Keep every line where the word "placeholder" appears; drop the rest.

[BEGIN]

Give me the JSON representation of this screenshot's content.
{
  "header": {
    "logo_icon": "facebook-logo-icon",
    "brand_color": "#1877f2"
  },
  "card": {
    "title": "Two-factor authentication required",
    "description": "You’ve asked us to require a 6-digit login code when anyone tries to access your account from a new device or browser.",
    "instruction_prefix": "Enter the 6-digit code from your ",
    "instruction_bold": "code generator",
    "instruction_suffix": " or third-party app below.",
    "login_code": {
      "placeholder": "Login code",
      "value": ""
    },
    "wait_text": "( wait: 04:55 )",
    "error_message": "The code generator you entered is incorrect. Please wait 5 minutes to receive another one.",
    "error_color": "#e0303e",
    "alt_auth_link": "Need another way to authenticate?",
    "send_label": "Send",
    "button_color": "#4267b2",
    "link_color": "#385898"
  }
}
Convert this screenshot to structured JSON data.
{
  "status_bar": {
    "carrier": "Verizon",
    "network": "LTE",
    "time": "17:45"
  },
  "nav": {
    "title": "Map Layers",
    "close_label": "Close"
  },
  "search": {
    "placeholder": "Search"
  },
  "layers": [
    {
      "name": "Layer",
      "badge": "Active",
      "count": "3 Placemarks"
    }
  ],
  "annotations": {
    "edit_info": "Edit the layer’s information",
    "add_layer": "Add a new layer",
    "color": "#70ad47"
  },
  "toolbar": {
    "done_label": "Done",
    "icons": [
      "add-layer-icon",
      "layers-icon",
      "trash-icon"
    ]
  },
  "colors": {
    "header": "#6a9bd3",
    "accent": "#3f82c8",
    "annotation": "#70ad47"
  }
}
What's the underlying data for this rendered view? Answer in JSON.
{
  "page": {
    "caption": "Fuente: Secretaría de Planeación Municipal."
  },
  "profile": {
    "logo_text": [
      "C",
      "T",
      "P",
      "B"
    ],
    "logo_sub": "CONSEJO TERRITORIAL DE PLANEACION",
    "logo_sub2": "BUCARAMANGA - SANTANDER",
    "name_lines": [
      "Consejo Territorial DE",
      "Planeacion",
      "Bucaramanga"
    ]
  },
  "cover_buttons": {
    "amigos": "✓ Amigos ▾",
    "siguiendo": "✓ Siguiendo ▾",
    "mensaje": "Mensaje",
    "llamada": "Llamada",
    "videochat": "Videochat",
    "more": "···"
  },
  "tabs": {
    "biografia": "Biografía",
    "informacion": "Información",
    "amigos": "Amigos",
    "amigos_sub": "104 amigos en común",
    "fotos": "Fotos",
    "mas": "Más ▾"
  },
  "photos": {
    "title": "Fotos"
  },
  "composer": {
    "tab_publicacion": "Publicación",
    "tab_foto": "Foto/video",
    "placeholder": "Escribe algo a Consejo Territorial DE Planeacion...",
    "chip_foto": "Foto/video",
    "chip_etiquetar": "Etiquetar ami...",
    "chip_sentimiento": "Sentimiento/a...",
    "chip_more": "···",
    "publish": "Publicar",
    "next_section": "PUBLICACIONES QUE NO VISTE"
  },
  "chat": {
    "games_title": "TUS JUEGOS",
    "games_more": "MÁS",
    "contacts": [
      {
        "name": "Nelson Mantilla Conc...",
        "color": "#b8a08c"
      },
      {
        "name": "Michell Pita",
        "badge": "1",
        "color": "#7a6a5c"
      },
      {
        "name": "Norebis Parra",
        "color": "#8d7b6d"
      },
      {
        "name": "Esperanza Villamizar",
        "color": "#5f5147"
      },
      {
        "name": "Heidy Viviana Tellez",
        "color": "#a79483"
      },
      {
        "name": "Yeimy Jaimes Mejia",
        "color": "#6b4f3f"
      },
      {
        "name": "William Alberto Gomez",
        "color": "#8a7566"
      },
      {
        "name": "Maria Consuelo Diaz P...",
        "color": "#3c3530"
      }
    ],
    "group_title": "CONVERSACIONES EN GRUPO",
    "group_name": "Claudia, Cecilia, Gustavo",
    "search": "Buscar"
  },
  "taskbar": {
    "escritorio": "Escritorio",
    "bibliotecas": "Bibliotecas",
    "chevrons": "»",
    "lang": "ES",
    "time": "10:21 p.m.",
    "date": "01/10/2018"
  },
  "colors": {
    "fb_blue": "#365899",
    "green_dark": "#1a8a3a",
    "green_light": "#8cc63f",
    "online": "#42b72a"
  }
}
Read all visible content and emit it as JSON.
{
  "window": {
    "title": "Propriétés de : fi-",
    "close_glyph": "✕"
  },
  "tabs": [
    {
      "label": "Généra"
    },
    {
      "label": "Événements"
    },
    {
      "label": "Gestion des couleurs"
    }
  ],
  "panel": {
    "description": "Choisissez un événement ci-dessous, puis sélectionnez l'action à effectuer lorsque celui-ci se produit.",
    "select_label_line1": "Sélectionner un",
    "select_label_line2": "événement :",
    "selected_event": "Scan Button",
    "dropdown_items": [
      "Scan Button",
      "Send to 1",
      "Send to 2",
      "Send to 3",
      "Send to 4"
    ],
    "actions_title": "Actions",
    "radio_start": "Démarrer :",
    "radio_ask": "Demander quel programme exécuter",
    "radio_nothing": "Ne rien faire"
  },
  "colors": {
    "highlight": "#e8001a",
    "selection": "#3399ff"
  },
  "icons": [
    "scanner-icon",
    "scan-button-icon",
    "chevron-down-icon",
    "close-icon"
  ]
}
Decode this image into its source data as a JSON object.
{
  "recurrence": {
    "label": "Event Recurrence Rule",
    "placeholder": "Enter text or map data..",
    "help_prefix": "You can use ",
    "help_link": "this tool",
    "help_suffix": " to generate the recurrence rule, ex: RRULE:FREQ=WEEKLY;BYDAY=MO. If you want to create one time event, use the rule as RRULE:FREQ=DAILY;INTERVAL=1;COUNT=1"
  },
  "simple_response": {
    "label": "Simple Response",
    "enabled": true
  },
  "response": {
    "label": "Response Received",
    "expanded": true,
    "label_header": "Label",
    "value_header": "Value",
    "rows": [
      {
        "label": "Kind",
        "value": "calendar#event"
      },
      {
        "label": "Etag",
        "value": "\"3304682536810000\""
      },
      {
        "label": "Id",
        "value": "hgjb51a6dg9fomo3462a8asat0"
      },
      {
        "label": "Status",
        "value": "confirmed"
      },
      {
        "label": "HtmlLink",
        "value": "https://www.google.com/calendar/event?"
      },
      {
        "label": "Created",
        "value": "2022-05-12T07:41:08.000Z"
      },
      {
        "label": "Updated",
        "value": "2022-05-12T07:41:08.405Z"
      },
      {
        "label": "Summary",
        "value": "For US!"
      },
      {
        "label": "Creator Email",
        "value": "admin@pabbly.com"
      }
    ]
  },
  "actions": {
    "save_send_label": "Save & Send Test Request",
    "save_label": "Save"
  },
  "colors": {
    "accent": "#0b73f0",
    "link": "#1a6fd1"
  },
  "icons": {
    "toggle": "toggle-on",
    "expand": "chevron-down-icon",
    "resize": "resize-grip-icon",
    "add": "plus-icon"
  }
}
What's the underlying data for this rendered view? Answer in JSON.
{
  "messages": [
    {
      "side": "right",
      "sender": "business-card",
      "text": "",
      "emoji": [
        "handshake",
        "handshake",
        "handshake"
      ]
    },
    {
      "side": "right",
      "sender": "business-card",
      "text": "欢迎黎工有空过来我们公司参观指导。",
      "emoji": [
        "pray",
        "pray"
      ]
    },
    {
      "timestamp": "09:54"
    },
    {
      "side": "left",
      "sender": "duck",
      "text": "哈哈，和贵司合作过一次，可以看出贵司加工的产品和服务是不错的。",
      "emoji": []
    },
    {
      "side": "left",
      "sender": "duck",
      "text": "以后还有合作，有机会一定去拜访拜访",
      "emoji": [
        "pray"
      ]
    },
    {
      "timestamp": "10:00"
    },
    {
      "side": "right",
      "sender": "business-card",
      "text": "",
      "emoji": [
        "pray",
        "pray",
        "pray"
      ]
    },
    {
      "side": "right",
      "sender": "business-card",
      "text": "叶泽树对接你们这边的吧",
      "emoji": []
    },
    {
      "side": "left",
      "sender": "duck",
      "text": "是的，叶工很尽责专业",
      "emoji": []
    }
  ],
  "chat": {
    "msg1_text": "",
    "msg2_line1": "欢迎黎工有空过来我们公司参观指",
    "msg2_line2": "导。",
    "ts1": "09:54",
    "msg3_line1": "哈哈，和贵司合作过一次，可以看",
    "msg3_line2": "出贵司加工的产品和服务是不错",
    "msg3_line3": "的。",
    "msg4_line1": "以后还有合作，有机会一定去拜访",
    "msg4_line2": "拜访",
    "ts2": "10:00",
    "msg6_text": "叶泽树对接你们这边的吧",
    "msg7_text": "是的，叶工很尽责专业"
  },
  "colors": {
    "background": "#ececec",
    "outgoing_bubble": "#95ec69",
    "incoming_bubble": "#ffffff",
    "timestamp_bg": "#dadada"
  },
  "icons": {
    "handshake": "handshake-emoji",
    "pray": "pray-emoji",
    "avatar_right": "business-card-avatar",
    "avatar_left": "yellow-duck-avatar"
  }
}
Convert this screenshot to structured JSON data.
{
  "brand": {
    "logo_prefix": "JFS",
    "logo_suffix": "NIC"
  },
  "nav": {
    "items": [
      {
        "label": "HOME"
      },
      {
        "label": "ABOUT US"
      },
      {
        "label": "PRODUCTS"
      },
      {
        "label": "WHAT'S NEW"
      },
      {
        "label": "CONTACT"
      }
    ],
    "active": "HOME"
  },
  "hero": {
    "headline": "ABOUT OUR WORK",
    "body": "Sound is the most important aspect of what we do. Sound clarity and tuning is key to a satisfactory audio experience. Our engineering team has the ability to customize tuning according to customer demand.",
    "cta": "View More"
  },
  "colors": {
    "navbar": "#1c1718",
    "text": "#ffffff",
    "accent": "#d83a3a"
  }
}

[END]

Problem solution
      "placeholder": "Login code",
    "placeholder": "Search"
    "placeholder": "Escribe algo a Consejo Territorial DE Planeacion...",
    "placeholder": "Enter text or map data..",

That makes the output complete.